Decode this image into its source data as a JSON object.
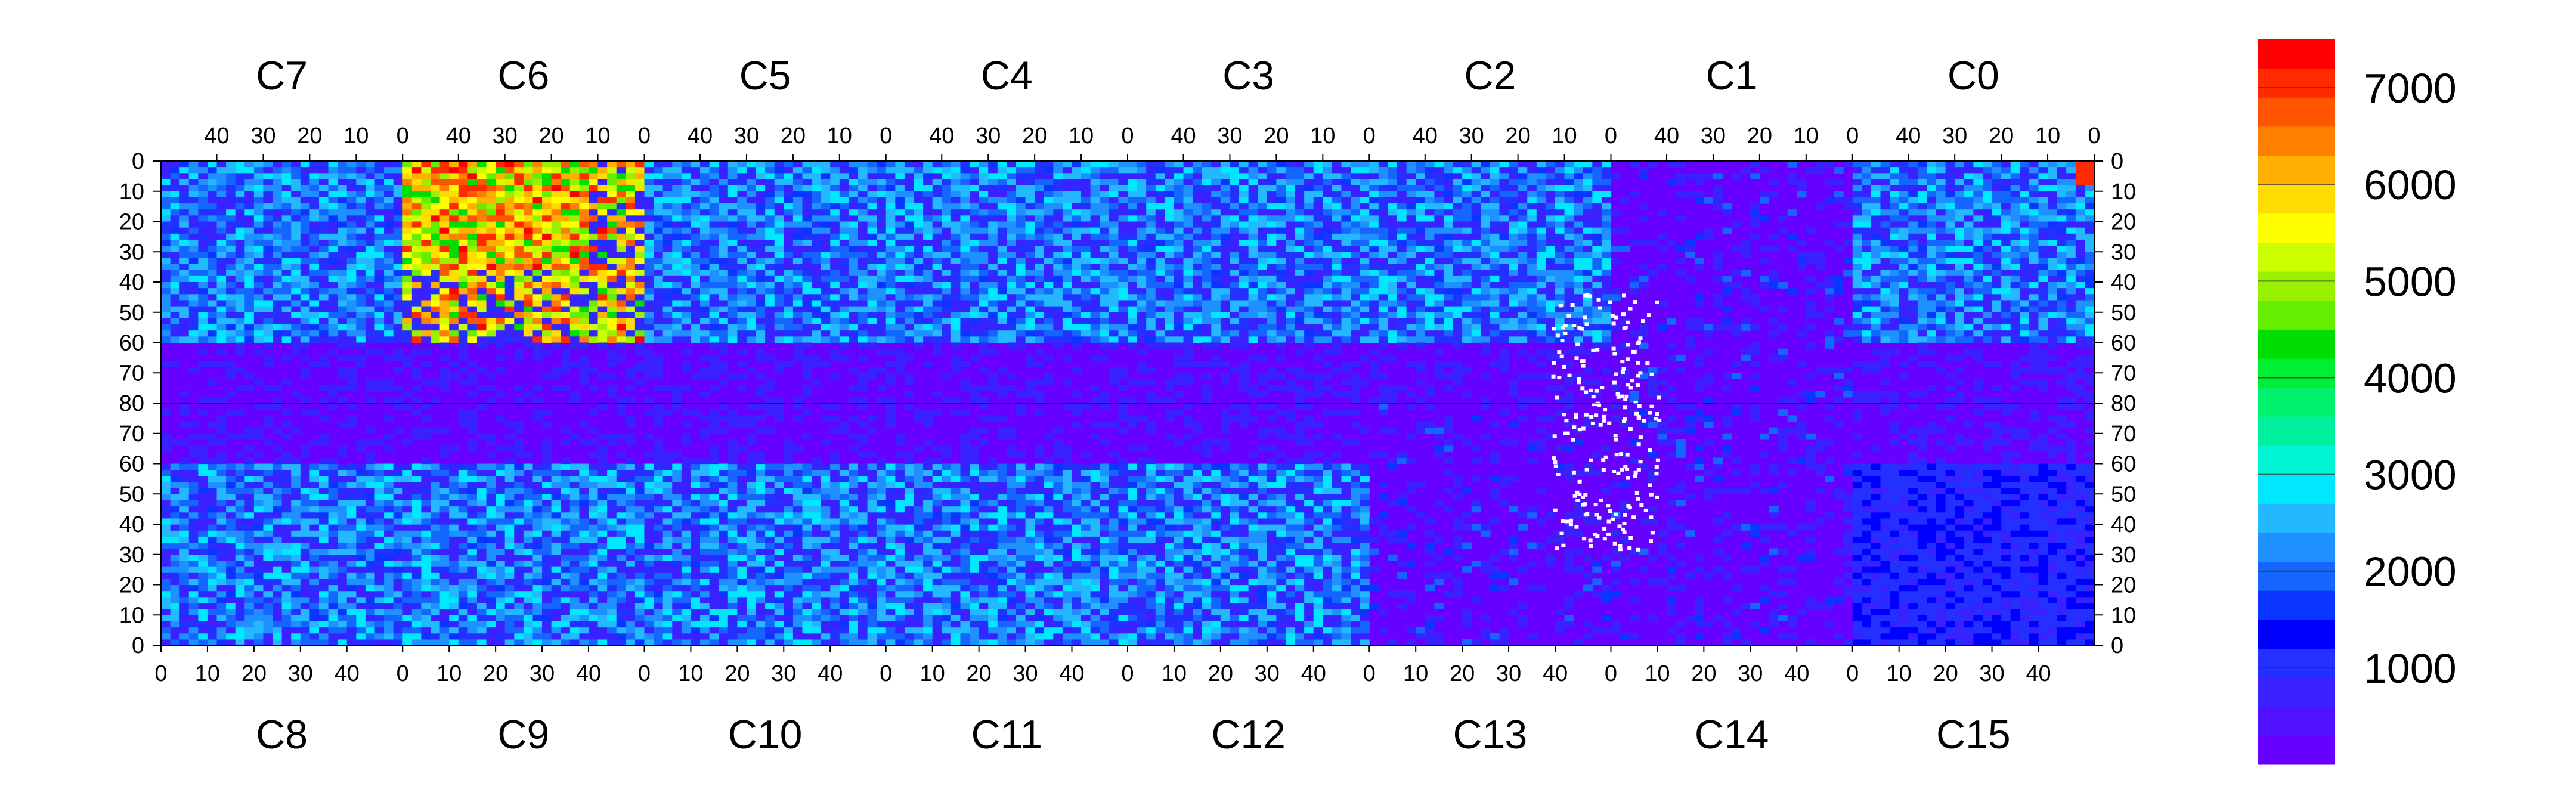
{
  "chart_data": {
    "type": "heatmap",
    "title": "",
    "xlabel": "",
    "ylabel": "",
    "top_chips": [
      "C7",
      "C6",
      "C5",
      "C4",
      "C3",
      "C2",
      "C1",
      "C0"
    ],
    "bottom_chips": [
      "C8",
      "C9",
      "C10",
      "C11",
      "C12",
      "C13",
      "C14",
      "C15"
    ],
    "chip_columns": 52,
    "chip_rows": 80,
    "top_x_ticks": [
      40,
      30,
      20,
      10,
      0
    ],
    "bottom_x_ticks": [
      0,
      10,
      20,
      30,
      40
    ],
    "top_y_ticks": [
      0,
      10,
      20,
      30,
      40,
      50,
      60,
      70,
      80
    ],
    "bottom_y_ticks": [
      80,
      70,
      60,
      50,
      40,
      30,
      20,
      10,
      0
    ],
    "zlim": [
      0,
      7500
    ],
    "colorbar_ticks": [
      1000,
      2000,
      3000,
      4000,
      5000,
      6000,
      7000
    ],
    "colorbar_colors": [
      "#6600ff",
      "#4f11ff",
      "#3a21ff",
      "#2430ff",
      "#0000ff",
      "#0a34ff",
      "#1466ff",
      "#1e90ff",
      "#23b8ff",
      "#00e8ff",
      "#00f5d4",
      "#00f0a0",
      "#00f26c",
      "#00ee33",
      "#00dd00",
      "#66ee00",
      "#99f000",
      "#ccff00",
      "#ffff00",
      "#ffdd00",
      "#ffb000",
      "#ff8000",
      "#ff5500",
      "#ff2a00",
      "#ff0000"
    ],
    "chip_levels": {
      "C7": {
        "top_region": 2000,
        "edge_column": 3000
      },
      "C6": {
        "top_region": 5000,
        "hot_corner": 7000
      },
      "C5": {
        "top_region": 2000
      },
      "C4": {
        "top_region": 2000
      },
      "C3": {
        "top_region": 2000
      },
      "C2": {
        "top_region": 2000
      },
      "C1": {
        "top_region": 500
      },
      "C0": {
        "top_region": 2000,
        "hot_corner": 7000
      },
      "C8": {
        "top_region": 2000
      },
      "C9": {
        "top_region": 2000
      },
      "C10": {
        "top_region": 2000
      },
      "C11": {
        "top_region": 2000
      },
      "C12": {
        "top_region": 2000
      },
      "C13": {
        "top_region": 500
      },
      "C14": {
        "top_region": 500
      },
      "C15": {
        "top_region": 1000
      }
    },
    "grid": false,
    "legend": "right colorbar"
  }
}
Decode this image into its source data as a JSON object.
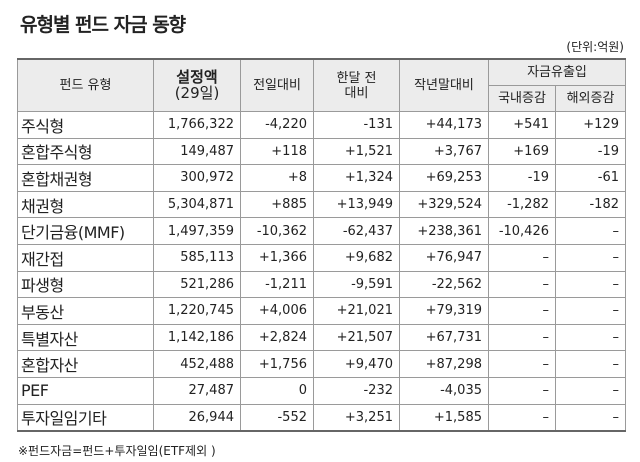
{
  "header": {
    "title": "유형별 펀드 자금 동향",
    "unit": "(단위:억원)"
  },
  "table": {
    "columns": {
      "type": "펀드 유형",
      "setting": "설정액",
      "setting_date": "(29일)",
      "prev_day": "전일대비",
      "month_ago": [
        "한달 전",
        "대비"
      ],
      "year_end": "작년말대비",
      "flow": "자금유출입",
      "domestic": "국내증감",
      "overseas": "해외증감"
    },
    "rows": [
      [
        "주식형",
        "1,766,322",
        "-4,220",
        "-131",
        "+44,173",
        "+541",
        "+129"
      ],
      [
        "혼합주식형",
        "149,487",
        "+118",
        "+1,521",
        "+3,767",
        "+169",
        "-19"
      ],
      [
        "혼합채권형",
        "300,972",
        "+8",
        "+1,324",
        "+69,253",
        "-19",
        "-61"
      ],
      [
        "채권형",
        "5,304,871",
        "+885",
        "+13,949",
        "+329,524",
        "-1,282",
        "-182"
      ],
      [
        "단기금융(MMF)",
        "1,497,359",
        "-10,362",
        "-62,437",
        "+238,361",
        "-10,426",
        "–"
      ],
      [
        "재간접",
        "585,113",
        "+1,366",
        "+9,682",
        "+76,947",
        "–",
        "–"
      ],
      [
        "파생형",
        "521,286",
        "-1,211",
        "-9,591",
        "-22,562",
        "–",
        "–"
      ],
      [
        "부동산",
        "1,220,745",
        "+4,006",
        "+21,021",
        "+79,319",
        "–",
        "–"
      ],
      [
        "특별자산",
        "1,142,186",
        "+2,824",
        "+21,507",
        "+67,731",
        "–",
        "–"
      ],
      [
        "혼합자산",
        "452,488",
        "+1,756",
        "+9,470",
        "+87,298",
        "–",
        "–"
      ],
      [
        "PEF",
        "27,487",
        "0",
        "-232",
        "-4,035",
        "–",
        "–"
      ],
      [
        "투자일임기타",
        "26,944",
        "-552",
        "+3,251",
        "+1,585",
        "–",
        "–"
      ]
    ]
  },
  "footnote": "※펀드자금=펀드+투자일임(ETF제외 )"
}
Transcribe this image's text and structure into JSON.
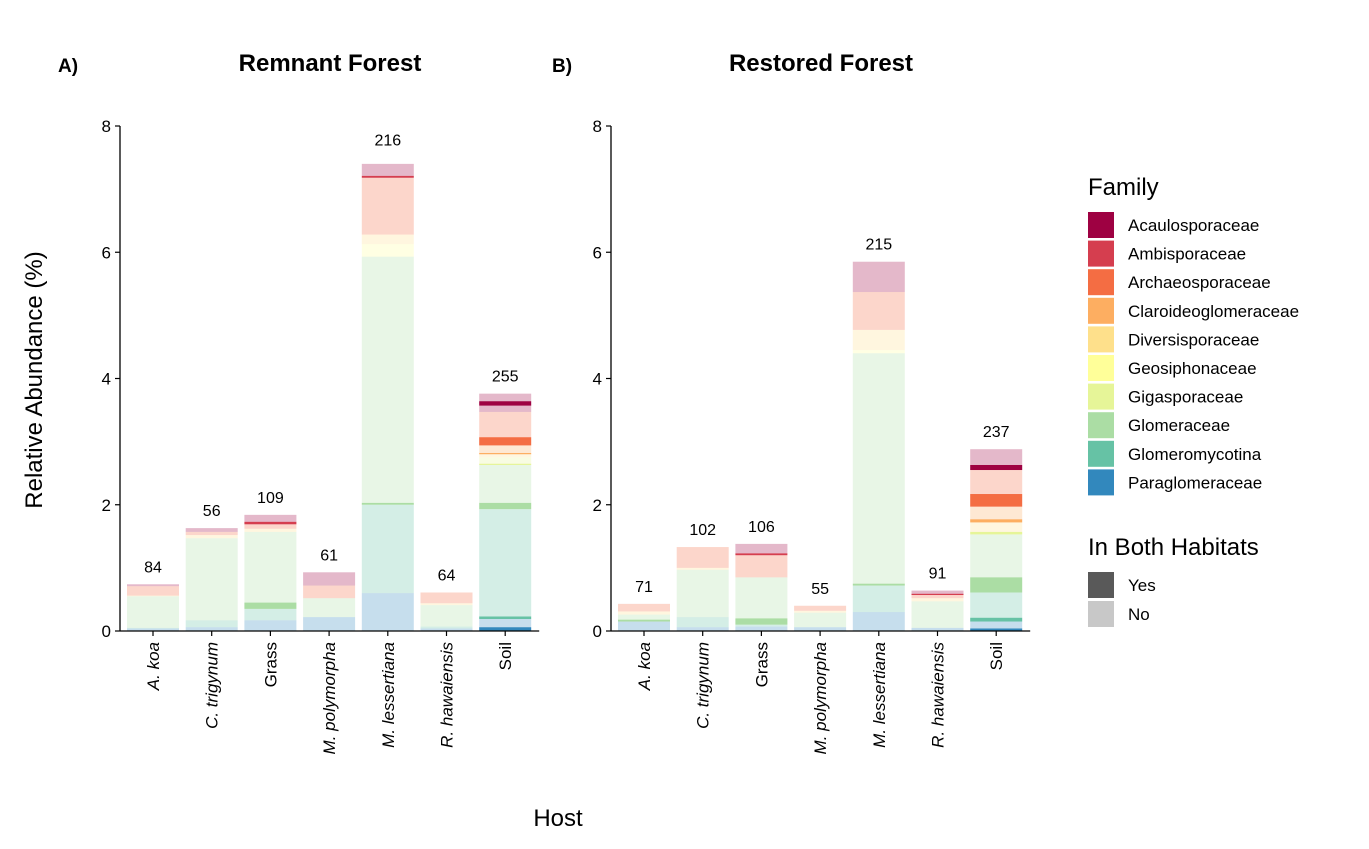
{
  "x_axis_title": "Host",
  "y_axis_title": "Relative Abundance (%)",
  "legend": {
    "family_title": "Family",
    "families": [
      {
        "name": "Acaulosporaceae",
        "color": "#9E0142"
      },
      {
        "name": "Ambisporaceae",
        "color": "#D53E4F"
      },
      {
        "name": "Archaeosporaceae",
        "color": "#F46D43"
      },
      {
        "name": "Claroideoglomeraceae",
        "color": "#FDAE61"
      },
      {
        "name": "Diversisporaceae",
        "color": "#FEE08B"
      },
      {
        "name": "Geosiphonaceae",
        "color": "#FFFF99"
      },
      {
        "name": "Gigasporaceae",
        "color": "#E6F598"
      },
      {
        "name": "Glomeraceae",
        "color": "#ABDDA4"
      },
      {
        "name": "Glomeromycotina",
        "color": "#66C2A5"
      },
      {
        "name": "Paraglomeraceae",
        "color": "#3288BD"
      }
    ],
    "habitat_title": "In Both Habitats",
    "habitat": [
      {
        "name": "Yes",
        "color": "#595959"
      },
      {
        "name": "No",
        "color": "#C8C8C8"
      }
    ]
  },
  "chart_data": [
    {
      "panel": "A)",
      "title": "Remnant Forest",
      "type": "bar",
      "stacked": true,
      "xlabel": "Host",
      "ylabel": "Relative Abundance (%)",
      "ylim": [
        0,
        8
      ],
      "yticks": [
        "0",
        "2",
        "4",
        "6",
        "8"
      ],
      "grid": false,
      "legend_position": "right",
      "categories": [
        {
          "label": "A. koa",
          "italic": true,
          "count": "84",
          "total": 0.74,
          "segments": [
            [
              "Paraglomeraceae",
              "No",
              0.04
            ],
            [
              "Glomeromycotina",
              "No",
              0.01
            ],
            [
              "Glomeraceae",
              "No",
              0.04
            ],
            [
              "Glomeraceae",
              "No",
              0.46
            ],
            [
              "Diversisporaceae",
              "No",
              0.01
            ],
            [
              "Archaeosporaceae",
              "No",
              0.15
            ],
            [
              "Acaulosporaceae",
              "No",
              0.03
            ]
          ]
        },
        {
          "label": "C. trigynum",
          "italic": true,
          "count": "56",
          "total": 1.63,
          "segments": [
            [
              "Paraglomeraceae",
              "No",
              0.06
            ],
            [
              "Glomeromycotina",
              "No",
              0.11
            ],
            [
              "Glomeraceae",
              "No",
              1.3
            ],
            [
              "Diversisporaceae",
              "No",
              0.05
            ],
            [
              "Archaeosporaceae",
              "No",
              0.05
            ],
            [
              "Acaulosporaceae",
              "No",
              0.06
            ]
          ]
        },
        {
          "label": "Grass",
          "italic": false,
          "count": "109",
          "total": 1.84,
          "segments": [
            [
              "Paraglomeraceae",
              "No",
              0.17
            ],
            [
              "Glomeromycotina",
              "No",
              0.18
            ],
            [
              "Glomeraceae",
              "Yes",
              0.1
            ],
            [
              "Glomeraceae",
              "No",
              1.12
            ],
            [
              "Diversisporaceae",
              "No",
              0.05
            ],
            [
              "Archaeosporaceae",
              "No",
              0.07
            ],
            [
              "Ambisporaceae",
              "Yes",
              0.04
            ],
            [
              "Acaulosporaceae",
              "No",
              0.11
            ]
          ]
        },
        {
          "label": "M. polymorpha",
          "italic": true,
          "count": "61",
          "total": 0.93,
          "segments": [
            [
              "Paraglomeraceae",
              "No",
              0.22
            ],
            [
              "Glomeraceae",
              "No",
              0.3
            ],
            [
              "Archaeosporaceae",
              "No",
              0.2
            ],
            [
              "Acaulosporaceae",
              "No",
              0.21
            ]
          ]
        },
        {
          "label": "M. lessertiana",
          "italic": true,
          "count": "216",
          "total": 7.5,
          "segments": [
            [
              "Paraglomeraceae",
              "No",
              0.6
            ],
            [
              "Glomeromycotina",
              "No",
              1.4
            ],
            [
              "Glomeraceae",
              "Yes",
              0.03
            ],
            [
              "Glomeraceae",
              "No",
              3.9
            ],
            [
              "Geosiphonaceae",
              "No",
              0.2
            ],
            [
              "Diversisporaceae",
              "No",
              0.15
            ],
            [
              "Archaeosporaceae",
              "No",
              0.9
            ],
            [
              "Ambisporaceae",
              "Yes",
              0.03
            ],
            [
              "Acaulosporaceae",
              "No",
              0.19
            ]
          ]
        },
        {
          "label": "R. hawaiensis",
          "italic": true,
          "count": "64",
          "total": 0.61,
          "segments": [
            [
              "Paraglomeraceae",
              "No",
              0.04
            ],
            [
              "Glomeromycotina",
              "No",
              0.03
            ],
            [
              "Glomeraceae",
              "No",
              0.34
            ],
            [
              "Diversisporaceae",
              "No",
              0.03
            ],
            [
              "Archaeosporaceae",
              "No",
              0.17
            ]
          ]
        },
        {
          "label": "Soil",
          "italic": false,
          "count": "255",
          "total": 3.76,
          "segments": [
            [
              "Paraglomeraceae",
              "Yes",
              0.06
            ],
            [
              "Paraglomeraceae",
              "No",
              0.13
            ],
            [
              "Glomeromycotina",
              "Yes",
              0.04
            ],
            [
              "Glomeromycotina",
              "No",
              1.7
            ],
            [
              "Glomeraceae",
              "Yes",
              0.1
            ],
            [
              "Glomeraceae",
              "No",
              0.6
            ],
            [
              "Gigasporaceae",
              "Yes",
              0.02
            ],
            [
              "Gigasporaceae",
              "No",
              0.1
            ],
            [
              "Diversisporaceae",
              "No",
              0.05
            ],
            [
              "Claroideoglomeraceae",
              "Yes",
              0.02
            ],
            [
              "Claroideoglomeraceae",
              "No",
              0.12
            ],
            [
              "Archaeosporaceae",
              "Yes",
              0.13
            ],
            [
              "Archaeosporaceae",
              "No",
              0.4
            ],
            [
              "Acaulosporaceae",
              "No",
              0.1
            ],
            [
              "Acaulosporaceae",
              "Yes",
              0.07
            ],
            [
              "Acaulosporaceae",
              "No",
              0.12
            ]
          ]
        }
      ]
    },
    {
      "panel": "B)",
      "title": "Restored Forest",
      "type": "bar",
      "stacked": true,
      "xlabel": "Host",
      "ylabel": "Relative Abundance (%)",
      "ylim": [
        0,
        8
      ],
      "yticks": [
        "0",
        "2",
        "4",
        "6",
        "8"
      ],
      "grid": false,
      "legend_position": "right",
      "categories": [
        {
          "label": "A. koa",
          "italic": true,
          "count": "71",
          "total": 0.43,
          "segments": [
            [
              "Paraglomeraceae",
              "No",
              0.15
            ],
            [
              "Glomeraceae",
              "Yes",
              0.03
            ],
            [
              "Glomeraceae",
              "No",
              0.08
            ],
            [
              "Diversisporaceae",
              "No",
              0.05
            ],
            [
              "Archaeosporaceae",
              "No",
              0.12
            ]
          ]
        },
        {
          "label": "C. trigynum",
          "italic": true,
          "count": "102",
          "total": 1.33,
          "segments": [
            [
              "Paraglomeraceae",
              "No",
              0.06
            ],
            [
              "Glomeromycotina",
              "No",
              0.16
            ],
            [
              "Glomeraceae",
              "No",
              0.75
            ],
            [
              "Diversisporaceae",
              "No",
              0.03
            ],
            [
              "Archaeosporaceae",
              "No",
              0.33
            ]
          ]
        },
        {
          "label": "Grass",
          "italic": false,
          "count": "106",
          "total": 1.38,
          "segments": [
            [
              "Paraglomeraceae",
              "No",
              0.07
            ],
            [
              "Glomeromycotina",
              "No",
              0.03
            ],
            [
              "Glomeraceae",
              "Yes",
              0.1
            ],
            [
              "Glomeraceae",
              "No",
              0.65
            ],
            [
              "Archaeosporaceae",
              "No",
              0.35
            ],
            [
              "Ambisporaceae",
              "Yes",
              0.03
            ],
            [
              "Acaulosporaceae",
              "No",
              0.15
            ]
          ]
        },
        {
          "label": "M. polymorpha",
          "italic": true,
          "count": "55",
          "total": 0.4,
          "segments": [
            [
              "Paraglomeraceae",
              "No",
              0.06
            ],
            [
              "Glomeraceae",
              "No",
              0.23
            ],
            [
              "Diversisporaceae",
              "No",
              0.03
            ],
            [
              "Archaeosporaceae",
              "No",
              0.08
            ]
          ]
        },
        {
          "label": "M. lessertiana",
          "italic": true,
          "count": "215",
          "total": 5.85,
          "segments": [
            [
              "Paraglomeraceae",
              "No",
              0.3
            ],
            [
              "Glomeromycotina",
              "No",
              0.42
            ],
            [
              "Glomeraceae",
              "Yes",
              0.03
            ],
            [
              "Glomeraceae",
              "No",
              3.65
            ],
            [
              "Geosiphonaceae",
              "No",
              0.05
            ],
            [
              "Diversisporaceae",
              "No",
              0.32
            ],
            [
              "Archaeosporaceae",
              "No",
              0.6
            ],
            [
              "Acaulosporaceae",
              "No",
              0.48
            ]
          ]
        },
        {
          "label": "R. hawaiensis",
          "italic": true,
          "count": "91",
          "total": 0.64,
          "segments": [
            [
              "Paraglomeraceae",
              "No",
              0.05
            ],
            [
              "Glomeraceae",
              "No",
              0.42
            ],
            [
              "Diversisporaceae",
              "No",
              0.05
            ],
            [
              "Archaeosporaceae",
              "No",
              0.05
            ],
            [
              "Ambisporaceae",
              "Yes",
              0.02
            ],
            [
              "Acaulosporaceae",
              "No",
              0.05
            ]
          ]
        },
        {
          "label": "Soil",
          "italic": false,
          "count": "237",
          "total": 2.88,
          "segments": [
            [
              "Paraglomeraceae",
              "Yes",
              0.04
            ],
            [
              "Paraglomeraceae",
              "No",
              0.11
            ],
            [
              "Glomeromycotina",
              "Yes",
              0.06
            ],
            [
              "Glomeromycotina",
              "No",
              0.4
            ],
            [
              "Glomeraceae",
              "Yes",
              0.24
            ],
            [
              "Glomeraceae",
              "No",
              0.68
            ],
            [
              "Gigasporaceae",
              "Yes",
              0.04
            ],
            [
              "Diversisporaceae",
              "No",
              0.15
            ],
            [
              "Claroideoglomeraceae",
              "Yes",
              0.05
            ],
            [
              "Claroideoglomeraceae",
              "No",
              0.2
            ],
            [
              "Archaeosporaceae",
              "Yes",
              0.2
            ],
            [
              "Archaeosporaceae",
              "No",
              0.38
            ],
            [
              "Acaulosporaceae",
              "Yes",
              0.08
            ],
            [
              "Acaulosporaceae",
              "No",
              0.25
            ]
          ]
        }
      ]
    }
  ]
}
□ □ □
Check every line of the data, and copy the ones that contain "Forest".

- [Finished task]:
      "title": "Remnant Forest",
      "title": "Restored Forest",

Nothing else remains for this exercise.